WRITTEN EXERCISE → Reproduce the records that follow in full, excluding any picture they contain.

DATA IN THIS EXERCISE →
□ □ □ □ □

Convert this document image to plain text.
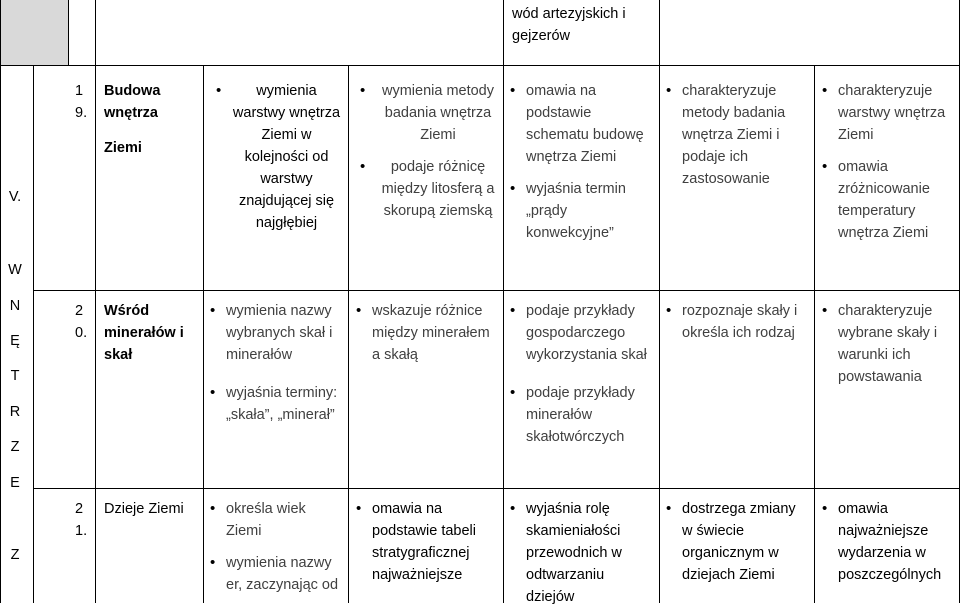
wód artezyjskich i gejzerów
V.
W
N
Ę
T
R
Z
E
Z
1
9.
Budowa
wnętrza
Ziemi
• wymienia warstwy wnętrza Ziemi w kolejności od warstwy znajdującej się najgłębiej
• wymienia metody badania wnętrza Ziemi
• podaje różnicę między litosferą a skorupą ziemską
• omawia na podstawie schematu budowę wnętrza Ziemi
• wyjaśnia termin „prądy konwekcyjne”
• charakteryzuje metody badania wnętrza Ziemi i podaje ich zastosowanie
• charakteryzuje warstwy wnętrza Ziemi
• omawia zróżnicowanie temperatury wnętrza Ziemi
2
0.
Wśród
minerałów i
skał
• wymienia nazwy wybranych skał i minerałów
• wyjaśnia terminy: „skała”, „minerał”
• wskazuje różnice między minerałem a skałą
• podaje przykłady gospodarczego wykorzystania skał
• podaje przykłady minerałów skałotwórczych
• rozpoznaje skały i określa ich rodzaj
• charakteryzuje wybrane skały i warunki ich powstawania
2
1.
Dzieje Ziemi
•	określa wiek Ziemi
• wymienia nazwy er, zaczynając od
• omawia na podstawie tabeli stratygraficznej najważniejsze
• wyjaśnia rolę skamieniałości przewodnich w odtwarzaniu dziejów
• dostrzega zmiany w świecie organicznym w dziejach Ziemi
• omawia najważniejsze wydarzenia w poszczególnych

□ □ □ □ □

THE REPLY →
Convert this document image to plain text.
wód artezyjskich i gejzerów
V.
W
N
Ę
T
R
Z
E
Z
1
9.
Budowa
wnętrza
Ziemi
• wymienia warstwy wnętrza Ziemi w kolejności od warstwy znajdującej się najgłębiej
• wymienia metody badania wnętrza Ziemi
• podaje różnicę między litosferą a skorupą ziemską
• omawia na podstawie schematu budowę wnętrza Ziemi
• wyjaśnia termin „prądy konwekcyjne”
• charakteryzuje metody badania wnętrza Ziemi i podaje ich zastosowanie
• charakteryzuje warstwy wnętrza Ziemi
• omawia zróżnicowanie temperatury wnętrza Ziemi
2
0.
Wśród
minerałów i
skał
• wymienia nazwy wybranych skał i minerałów
• wyjaśnia terminy: „skała”, „minerał”
• wskazuje różnice między minerałem a skałą
• podaje przykłady gospodarczego wykorzystania skał
• podaje przykłady minerałów skałotwórczych
• rozpoznaje skały i określa ich rodzaj
• charakteryzuje wybrane skały i warunki ich powstawania
2
1.
Dzieje Ziemi
•	określa wiek Ziemi
• wymienia nazwy er, zaczynając od
• omawia na podstawie tabeli stratygraficznej najważniejsze
• wyjaśnia rolę skamieniałości przewodnich w odtwarzaniu dziejów
• dostrzega zmiany w świecie organicznym w dziejach Ziemi
• omawia najważniejsze wydarzenia w poszczególnych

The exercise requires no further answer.